Without including any pictures, write out the listing below exactly.
***** The data *****
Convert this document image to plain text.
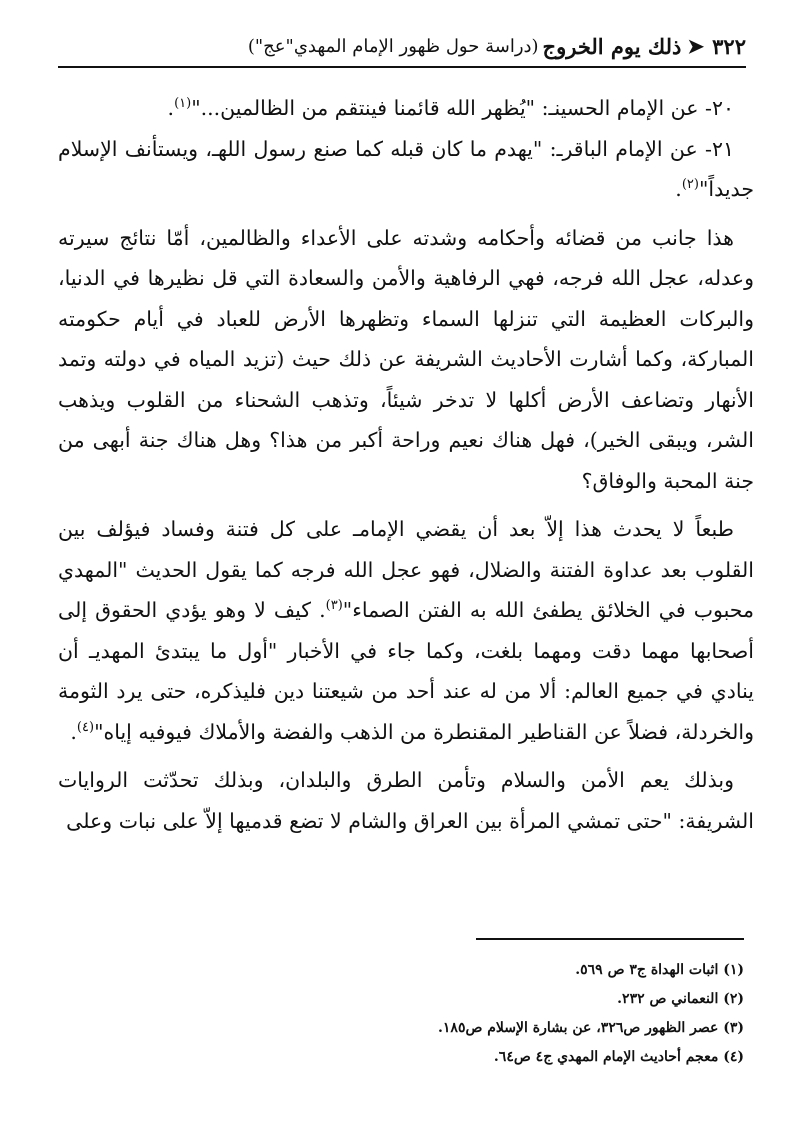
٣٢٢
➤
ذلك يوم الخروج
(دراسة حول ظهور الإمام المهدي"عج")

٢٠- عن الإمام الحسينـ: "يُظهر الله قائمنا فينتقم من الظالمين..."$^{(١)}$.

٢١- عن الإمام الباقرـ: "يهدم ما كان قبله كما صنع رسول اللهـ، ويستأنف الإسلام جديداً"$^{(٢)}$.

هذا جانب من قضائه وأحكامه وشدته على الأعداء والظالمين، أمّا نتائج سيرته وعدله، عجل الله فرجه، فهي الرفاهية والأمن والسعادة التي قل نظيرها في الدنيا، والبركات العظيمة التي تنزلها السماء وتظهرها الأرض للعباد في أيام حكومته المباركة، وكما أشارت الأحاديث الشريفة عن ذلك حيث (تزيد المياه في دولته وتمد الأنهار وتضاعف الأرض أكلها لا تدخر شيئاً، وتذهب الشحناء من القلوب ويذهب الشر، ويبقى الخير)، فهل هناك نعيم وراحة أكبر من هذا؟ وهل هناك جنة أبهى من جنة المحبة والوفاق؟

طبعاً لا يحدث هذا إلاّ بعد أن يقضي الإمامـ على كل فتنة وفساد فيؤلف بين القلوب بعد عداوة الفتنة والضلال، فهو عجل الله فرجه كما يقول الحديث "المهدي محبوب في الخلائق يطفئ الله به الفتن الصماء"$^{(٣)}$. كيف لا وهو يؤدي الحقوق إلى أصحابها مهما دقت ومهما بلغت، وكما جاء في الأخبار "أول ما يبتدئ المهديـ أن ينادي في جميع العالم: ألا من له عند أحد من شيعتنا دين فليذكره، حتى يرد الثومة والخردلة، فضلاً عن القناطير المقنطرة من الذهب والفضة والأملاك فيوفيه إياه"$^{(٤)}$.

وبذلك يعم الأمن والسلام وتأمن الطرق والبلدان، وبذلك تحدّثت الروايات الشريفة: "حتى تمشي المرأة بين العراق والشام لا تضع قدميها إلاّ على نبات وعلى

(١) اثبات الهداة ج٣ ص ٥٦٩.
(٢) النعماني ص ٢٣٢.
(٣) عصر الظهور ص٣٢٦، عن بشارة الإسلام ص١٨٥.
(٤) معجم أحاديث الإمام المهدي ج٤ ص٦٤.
*****
### Exercise output
Convert this document image to plain text.
٣٢٢
➤
ذلك يوم الخروج
(دراسة حول ظهور الإمام المهدي"عج")

٢٠- عن الإمام الحسينـ: "يُظهر الله قائمنا فينتقم من الظالمين..."$^{(١)}$.

٢١- عن الإمام الباقرـ: "يهدم ما كان قبله كما صنع رسول اللهـ، ويستأنف الإسلام جديداً"$^{(٢)}$.

هذا جانب من قضائه وأحكامه وشدته على الأعداء والظالمين، أمّا نتائج سيرته وعدله، عجل الله فرجه، فهي الرفاهية والأمن والسعادة التي قل نظيرها في الدنيا، والبركات العظيمة التي تنزلها السماء وتظهرها الأرض للعباد في أيام حكومته المباركة، وكما أشارت الأحاديث الشريفة عن ذلك حيث (تزيد المياه في دولته وتمد الأنهار وتضاعف الأرض أكلها لا تدخر شيئاً، وتذهب الشحناء من القلوب ويذهب الشر، ويبقى الخير)، فهل هناك نعيم وراحة أكبر من هذا؟ وهل هناك جنة أبهى من جنة المحبة والوفاق؟

طبعاً لا يحدث هذا إلاّ بعد أن يقضي الإمامـ على كل فتنة وفساد فيؤلف بين القلوب بعد عداوة الفتنة والضلال، فهو عجل الله فرجه كما يقول الحديث "المهدي محبوب في الخلائق يطفئ الله به الفتن الصماء"$^{(٣)}$. كيف لا وهو يؤدي الحقوق إلى أصحابها مهما دقت ومهما بلغت، وكما جاء في الأخبار "أول ما يبتدئ المهديـ أن ينادي في جميع العالم: ألا من له عند أحد من شيعتنا دين فليذكره، حتى يرد الثومة والخردلة، فضلاً عن القناطير المقنطرة من الذهب والفضة والأملاك فيوفيه إياه"$^{(٤)}$.

وبذلك يعم الأمن والسلام وتأمن الطرق والبلدان، وبذلك تحدّثت الروايات الشريفة: "حتى تمشي المرأة بين العراق والشام لا تضع قدميها إلاّ على نبات وعلى

(١) اثبات الهداة ج٣ ص ٥٦٩.
(٢) النعماني ص ٢٣٢.
(٣) عصر الظهور ص٣٢٦، عن بشارة الإسلام ص١٨٥.
(٤) معجم أحاديث الإمام المهدي ج٤ ص٦٤.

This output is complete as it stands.